Copy word for word the stretch of the Rishikesh travel piece starting with "Roaming around in" and going on through "very different worlds.".

> Document section:
_ _ _ _ _ _ _
Terror in Paris: no comprehension for those who value anything higher than life itself.
A fresh wind blew from the hardly recognizable mountains when I was half-way above the Ganga. Reaching Rishikesh by midnight, the last cab driver had dropped me at the steep stairs to the Lakshman Jhula suspension bridge. On the other side, I found myself meandering through small streets on the desperate search for the booked hostel. The next morning proved that the village was home to even more tourists than cows: countless road stalls sold yoga mats to foreigners in wildly coloured buggy pants, large loudspeakers treated the pilgrims on the ghats with meditative music. Wise white-haired men sitting on little tables in the water performed prayers and pilgrims took dips in the holy water of the goddess, thus washing away the sins of their past. Since I was not completely sure about its immaculacy, I limited myself to a little refreshment and went for a cup in a nearby restaurant instead. Only after I found out that I had drunk holy tea: when I saw them washing the dishes a bit further downstream.
Roaming around in the village, I met Marisol, a yoga student and world traveller from Chile, and Björn, in Germany a yoga teacher, who was following a strict fruit diet imposed by his Ayurveda Guru. A somewhat strange ascetic, he was serving his guru already for several years as guinea pig for the test of new Ayurveda practices, involving applications of ghee into his eyes and vomiting in front of some larger conference audiences, as he phlegmatically explained.
One early morning, at the ghats, I was approached by Anil, a young mendicant, asking me to buy a costly ghee for his prayers. A longer conversation along the lines “why don’t you work? why do you expect society to pay for your personal faith?” – “finding work is not easy” – “life is not easy. life is a struggle” left both of us a bit perplexed, obviously living in very different worlds.
_ _ _ _ _ _ _
> Provided material:
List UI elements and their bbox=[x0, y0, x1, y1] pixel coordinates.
_ _ _ _ _ _ _
> Expected output:
Roaming around in the village, I met Marisol, a yoga student and world traveller from Chile, and Björn, in Germany a yoga teacher, who was following a strict fruit diet imposed by his Ayurveda Guru. A somewhat strange ascetic, he was serving his guru already for several years as guinea pig for the test of new Ayurveda practices, involving applications of ghee into his eyes and vomiting in front of some larger conference audiences, as he phlegmatically explained.
One early morning, at the ghats, I was approached by Anil, a young mendicant, asking me to buy a costly ghee for his prayers. A longer conversation along the lines “why don’t you work? why do you expect society to pay for your personal faith?” – “finding work is not easy” – “life is not easy. life is a struggle” left both of us a bit perplexed, obviously living in very different worlds.